▶ [Goal of the exercise]
Repeat the entries below exactly as they appear, with no pictures.
★ ★ ★ ★ ★
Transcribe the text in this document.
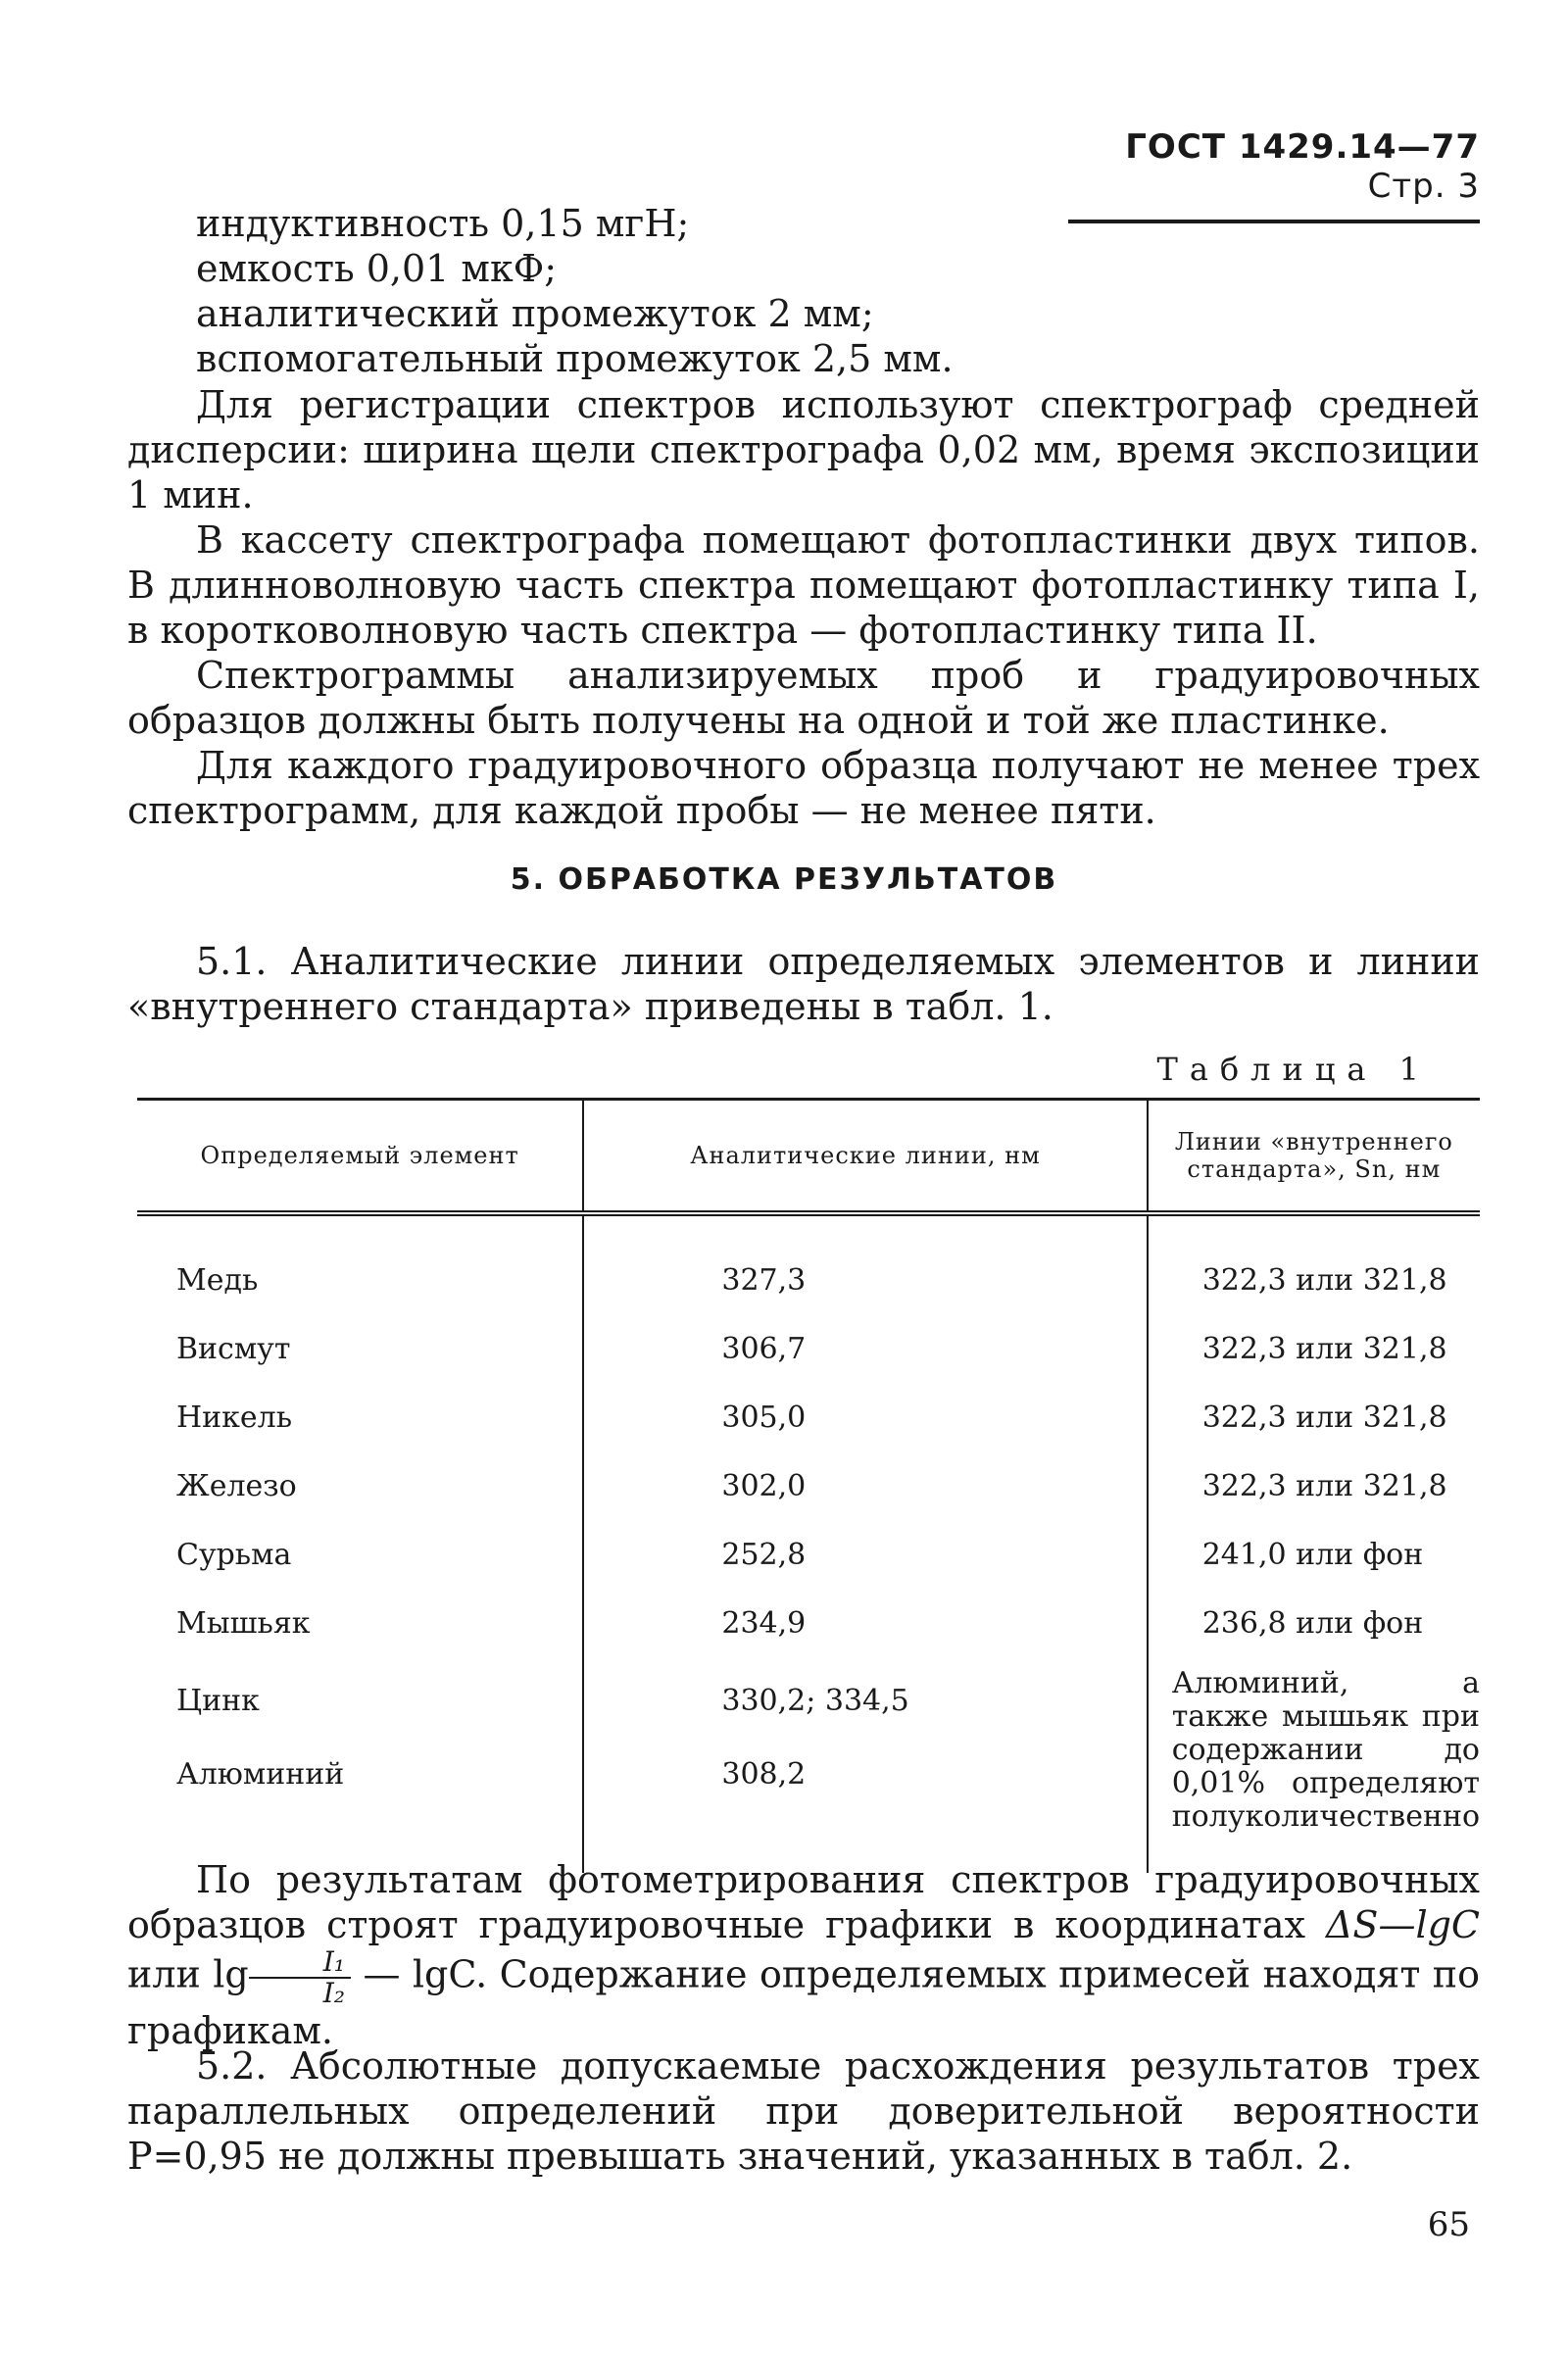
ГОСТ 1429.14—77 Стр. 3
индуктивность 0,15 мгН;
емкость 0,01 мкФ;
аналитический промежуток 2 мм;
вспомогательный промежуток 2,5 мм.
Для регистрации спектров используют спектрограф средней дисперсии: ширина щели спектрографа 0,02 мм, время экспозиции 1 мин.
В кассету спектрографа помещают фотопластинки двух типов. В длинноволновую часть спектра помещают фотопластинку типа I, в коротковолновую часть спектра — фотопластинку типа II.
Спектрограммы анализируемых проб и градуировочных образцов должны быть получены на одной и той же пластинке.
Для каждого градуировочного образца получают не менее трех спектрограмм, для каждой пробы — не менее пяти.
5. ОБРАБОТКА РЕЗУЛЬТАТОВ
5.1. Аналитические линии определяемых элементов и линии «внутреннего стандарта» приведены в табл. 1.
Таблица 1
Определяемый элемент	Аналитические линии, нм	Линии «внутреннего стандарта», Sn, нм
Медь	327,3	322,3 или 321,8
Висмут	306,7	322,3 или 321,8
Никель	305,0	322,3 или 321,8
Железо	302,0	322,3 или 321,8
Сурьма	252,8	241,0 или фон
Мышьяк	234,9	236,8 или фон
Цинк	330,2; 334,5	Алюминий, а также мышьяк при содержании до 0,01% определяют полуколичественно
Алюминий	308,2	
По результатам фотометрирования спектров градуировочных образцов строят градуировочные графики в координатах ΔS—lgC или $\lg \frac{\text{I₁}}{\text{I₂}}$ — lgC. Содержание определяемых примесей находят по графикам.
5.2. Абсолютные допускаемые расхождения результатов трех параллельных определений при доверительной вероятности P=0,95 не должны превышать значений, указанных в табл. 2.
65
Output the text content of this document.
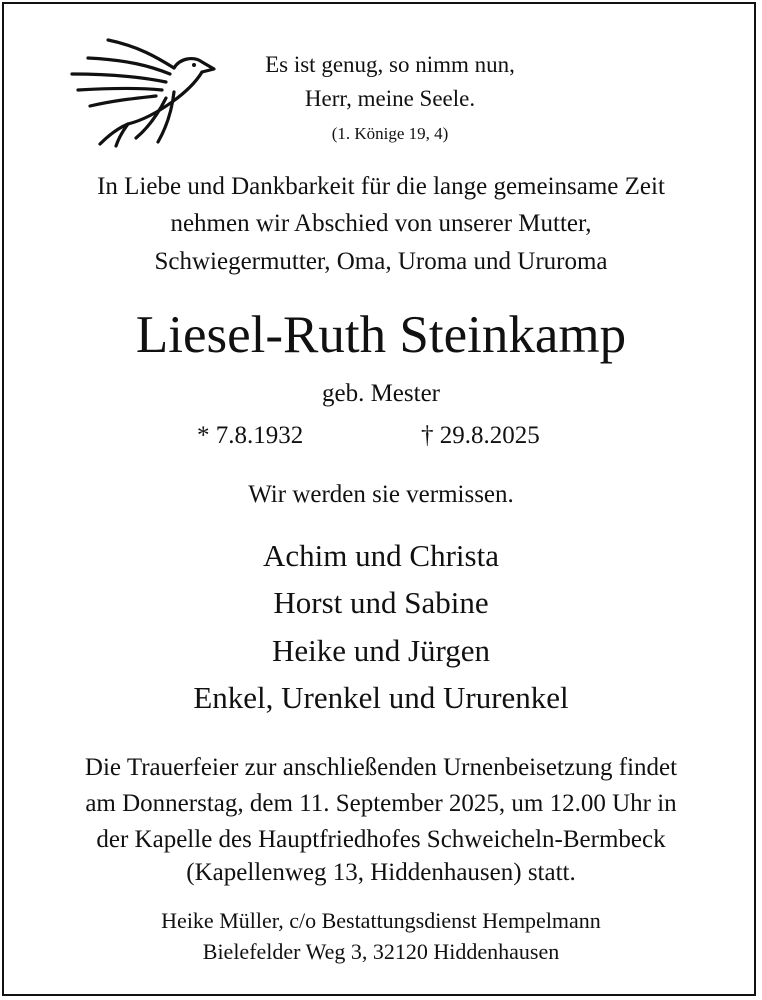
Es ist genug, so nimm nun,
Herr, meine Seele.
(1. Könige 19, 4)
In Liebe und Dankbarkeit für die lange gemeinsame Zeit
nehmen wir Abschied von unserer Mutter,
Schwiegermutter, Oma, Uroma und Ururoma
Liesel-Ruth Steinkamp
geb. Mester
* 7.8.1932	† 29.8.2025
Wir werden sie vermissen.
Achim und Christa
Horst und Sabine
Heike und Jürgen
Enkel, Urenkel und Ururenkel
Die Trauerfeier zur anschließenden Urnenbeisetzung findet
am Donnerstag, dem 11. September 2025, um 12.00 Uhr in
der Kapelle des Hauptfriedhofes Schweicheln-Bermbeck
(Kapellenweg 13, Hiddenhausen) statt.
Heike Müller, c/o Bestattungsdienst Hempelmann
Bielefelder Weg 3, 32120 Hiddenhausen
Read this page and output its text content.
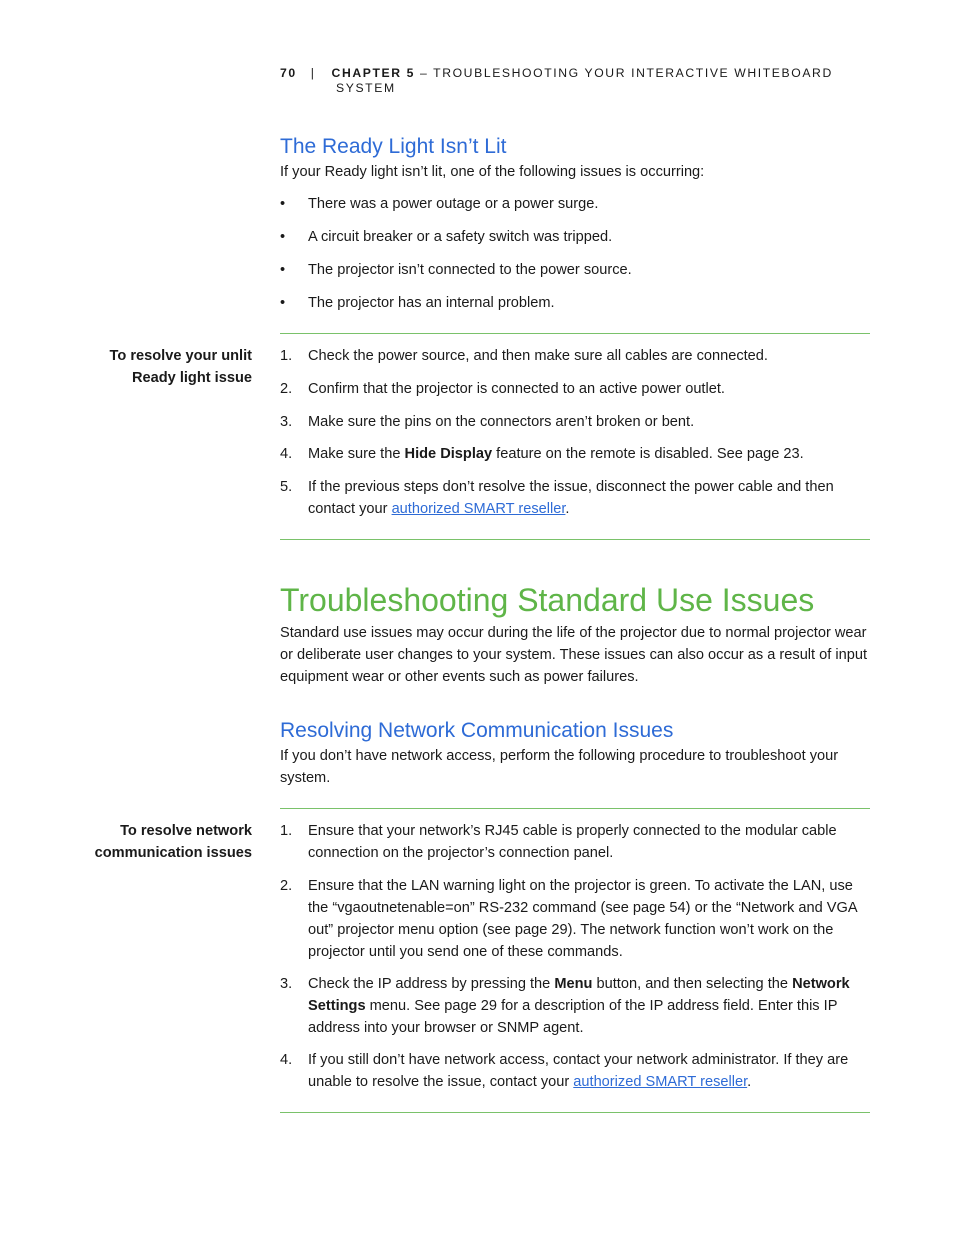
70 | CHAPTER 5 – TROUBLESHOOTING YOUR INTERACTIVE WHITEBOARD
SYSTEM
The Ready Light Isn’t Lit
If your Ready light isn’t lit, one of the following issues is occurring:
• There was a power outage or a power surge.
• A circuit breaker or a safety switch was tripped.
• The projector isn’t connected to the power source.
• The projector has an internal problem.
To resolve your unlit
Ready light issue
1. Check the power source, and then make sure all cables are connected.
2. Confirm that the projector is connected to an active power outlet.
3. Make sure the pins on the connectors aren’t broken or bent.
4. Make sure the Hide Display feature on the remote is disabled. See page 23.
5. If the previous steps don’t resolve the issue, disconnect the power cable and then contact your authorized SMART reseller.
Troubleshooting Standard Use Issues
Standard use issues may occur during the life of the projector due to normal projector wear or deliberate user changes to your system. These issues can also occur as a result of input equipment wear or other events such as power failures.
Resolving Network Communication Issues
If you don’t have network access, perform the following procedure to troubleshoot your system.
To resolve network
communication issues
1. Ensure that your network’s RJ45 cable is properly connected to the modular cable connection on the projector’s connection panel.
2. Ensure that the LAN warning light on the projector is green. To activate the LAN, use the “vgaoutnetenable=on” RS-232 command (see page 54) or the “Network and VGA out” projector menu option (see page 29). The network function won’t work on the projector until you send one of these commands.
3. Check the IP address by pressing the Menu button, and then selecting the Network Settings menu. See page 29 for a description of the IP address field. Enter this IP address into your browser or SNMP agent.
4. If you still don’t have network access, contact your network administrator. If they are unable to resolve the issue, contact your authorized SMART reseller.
★ ★ ★ ★ ★
▶ [Written reply]
Transcribe the text in this document.
ГОСТ 1429.14—77 Стр. 3
индуктивность 0,15 мгН;
емкость 0,01 мкФ;
аналитический промежуток 2 мм;
вспомогательный промежуток 2,5 мм.
Для регистрации спектров используют спектрограф средней дисперсии: ширина щели спектрографа 0,02 мм, время экспозиции 1 мин.
В кассету спектрографа помещают фотопластинки двух типов. В длинноволновую часть спектра помещают фотопластинку типа I, в коротковолновую часть спектра — фотопластинку типа II.
Спектрограммы анализируемых проб и градуировочных образцов должны быть получены на одной и той же пластинке.
Для каждого градуировочного образца получают не менее трех спектрограмм, для каждой пробы — не менее пяти.
5. ОБРАБОТКА РЕЗУЛЬТАТОВ
5.1. Аналитические линии определяемых элементов и линии «внутреннего стандарта» приведены в табл. 1.
Таблица 1
Определяемый элемент	Аналитические линии, нм	Линии «внутреннего стандарта», Sn, нм
Медь	327,3	322,3 или 321,8
Висмут	306,7	322,3 или 321,8
Никель	305,0	322,3 или 321,8
Железо	302,0	322,3 или 321,8
Сурьма	252,8	241,0 или фон
Мышьяк	234,9	236,8 или фон
Цинк	330,2; 334,5	Алюминий, а также мышьяк при содержании до 0,01% определяют полуколичественно
Алюминий	308,2	
По результатам фотометрирования спектров градуировочных образцов строят градуировочные графики в координатах ΔS—lgC или $\lg \frac{\text{I₁}}{\text{I₂}}$ — lgC. Содержание определяемых примесей находят по графикам.
5.2. Абсолютные допускаемые расхождения результатов трех параллельных определений при доверительной вероятности P=0,95 не должны превышать значений, указанных в табл. 2.
65
Output the text content of this document.
Es ist genug, so nimm nun,
Herr, meine Seele.
(1. Könige 19, 4)
In Liebe und Dankbarkeit für die lange gemeinsame Zeit
nehmen wir Abschied von unserer Mutter,
Schwiegermutter, Oma, Uroma und Ururoma
Liesel-Ruth Steinkamp
geb. Mester
* 7.8.1932	† 29.8.2025
Wir werden sie vermissen.
Achim und Christa
Horst und Sabine
Heike und Jürgen
Enkel, Urenkel und Ururenkel
Die Trauerfeier zur anschließenden Urnenbeisetzung findet
am Donnerstag, dem 11. September 2025, um 12.00 Uhr in
der Kapelle des Hauptfriedhofes Schweicheln-Bermbeck
(Kapellenweg 13, Hiddenhausen) statt.
Heike Müller, c/o Bestattungsdienst Hempelmann
Bielefelder Weg 3, 32120 Hiddenhausen
Read this page and output its text content.
70 | CHAPTER 5 – TROUBLESHOOTING YOUR INTERACTIVE WHITEBOARD
SYSTEM
The Ready Light Isn’t Lit
If your Ready light isn’t lit, one of the following issues is occurring:
• There was a power outage or a power surge.
• A circuit breaker or a safety switch was tripped.
• The projector isn’t connected to the power source.
• The projector has an internal problem.
To resolve your unlit
Ready light issue
1. Check the power source, and then make sure all cables are connected.
2. Confirm that the projector is connected to an active power outlet.
3. Make sure the pins on the connectors aren’t broken or bent.
4. Make sure the Hide Display feature on the remote is disabled. See page 23.
5. If the previous steps don’t resolve the issue, disconnect the power cable and then contact your authorized SMART reseller.
Troubleshooting Standard Use Issues
Standard use issues may occur during the life of the projector due to normal projector wear or deliberate user changes to your system. These issues can also occur as a result of input equipment wear or other events such as power failures.
Resolving Network Communication Issues
If you don’t have network access, perform the following procedure to troubleshoot your system.
To resolve network
communication issues
1. Ensure that your network’s RJ45 cable is properly connected to the modular cable connection on the projector’s connection panel.
2. Ensure that the LAN warning light on the projector is green. To activate the LAN, use the “vgaoutnetenable=on” RS-232 command (see page 54) or the “Network and VGA out” projector menu option (see page 29). The network function won’t work on the projector until you send one of these commands.
3. Check the IP address by pressing the Menu button, and then selecting the Network Settings menu. See page 29 for a description of the IP address field. Enter this IP address into your browser or SNMP agent.
4. If you still don’t have network access, contact your network administrator. If they are unable to resolve the issue, contact your authorized SMART reseller.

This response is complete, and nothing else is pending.